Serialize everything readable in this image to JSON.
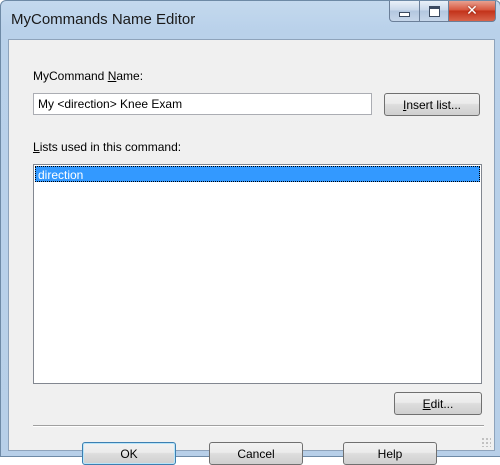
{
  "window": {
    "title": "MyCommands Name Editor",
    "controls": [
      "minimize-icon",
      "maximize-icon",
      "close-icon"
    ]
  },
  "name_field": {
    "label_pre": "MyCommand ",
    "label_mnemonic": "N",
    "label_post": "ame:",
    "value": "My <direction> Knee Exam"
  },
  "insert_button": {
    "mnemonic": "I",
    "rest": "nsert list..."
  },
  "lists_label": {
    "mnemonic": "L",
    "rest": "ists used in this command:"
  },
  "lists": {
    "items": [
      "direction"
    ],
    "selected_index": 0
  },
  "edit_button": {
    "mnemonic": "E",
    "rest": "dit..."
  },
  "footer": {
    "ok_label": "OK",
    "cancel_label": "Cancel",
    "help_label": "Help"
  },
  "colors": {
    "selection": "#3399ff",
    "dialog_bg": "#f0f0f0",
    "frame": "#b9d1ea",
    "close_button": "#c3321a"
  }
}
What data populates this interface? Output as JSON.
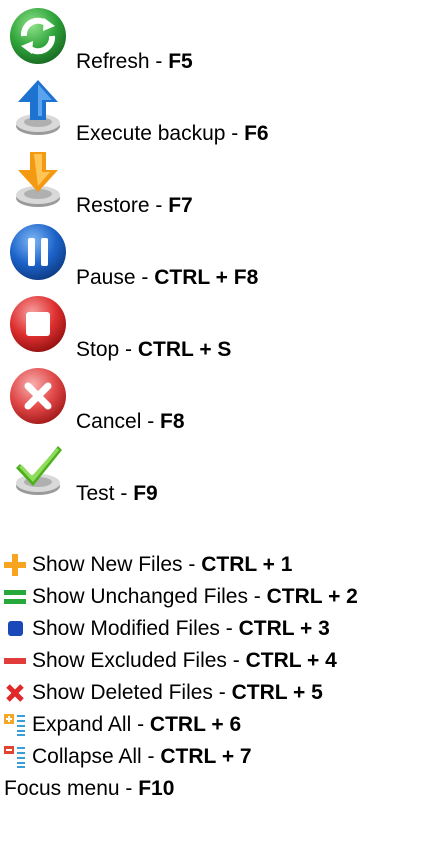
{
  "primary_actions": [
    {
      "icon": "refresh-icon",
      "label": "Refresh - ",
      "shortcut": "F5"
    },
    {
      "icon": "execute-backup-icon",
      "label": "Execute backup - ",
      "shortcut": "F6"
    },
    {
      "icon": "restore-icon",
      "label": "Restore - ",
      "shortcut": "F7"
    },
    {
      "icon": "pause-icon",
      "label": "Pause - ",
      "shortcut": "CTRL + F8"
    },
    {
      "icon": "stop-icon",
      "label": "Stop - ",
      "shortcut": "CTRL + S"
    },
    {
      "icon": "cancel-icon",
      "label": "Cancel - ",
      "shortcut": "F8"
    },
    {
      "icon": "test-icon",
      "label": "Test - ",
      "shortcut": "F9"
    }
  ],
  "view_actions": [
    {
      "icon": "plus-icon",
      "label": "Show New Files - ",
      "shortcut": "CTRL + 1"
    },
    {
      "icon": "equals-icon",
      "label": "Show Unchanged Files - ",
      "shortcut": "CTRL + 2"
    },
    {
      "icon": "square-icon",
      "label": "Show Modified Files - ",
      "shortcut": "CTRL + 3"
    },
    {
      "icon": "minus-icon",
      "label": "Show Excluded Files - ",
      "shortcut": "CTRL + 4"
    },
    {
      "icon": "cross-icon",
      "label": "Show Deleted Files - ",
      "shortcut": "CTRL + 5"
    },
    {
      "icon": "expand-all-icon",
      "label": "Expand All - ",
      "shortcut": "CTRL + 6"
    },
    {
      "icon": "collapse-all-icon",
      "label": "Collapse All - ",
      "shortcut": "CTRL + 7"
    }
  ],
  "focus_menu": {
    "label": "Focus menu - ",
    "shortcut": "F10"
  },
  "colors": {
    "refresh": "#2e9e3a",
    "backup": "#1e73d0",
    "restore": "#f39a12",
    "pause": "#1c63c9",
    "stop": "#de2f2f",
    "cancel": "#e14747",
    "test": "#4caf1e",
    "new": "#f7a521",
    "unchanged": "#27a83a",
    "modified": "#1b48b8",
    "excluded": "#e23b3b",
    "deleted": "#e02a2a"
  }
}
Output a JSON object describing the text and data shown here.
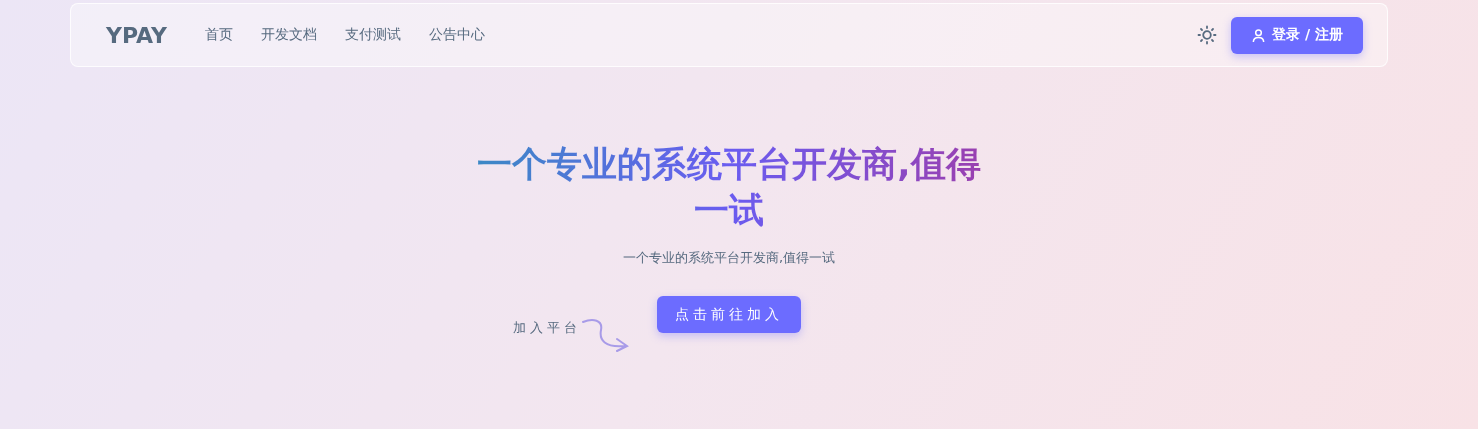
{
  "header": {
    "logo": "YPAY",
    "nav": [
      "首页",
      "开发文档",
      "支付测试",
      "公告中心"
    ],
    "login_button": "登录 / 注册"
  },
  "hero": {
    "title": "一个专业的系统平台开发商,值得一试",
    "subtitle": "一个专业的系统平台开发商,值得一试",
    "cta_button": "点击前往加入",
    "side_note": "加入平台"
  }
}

THE PROBLEM - Repeat the lines above exactly, and keep every picture out.

EXERCISE ANSWER -
Serialize everything readable in this image to JSON.
{
  "window": {
    "title": "MyCommands Name Editor",
    "controls": [
      "minimize-icon",
      "maximize-icon",
      "close-icon"
    ]
  },
  "name_field": {
    "label_pre": "MyCommand ",
    "label_mnemonic": "N",
    "label_post": "ame:",
    "value": "My <direction> Knee Exam"
  },
  "insert_button": {
    "mnemonic": "I",
    "rest": "nsert list..."
  },
  "lists_label": {
    "mnemonic": "L",
    "rest": "ists used in this command:"
  },
  "lists": {
    "items": [
      "direction"
    ],
    "selected_index": 0
  },
  "edit_button": {
    "mnemonic": "E",
    "rest": "dit..."
  },
  "footer": {
    "ok_label": "OK",
    "cancel_label": "Cancel",
    "help_label": "Help"
  },
  "colors": {
    "selection": "#3399ff",
    "dialog_bg": "#f0f0f0",
    "frame": "#b9d1ea",
    "close_button": "#c3321a"
  }
}
What data populates this interface? Output as JSON.
{
  "primary_actions": [
    {
      "icon": "refresh-icon",
      "label": "Refresh - ",
      "shortcut": "F5"
    },
    {
      "icon": "execute-backup-icon",
      "label": "Execute backup - ",
      "shortcut": "F6"
    },
    {
      "icon": "restore-icon",
      "label": "Restore - ",
      "shortcut": "F7"
    },
    {
      "icon": "pause-icon",
      "label": "Pause - ",
      "shortcut": "CTRL + F8"
    },
    {
      "icon": "stop-icon",
      "label": "Stop - ",
      "shortcut": "CTRL + S"
    },
    {
      "icon": "cancel-icon",
      "label": "Cancel - ",
      "shortcut": "F8"
    },
    {
      "icon": "test-icon",
      "label": "Test - ",
      "shortcut": "F9"
    }
  ],
  "view_actions": [
    {
      "icon": "plus-icon",
      "label": "Show New Files - ",
      "shortcut": "CTRL + 1"
    },
    {
      "icon": "equals-icon",
      "label": "Show Unchanged Files - ",
      "shortcut": "CTRL + 2"
    },
    {
      "icon": "square-icon",
      "label": "Show Modified Files - ",
      "shortcut": "CTRL + 3"
    },
    {
      "icon": "minus-icon",
      "label": "Show Excluded Files - ",
      "shortcut": "CTRL + 4"
    },
    {
      "icon": "cross-icon",
      "label": "Show Deleted Files - ",
      "shortcut": "CTRL + 5"
    },
    {
      "icon": "expand-all-icon",
      "label": "Expand All - ",
      "shortcut": "CTRL + 6"
    },
    {
      "icon": "collapse-all-icon",
      "label": "Collapse All - ",
      "shortcut": "CTRL + 7"
    }
  ],
  "focus_menu": {
    "label": "Focus menu - ",
    "shortcut": "F10"
  },
  "colors": {
    "refresh": "#2e9e3a",
    "backup": "#1e73d0",
    "restore": "#f39a12",
    "pause": "#1c63c9",
    "stop": "#de2f2f",
    "cancel": "#e14747",
    "test": "#4caf1e",
    "new": "#f7a521",
    "unchanged": "#27a83a",
    "modified": "#1b48b8",
    "excluded": "#e23b3b",
    "deleted": "#e02a2a"
  }
}
Output a JSON object describing the text and data shown here.
{
  "header": {
    "logo": "YPAY",
    "nav": [
      "首页",
      "开发文档",
      "支付测试",
      "公告中心"
    ],
    "login_button": "登录 / 注册"
  },
  "hero": {
    "title": "一个专业的系统平台开发商,值得一试",
    "subtitle": "一个专业的系统平台开发商,值得一试",
    "cta_button": "点击前往加入",
    "side_note": "加入平台"
  }
}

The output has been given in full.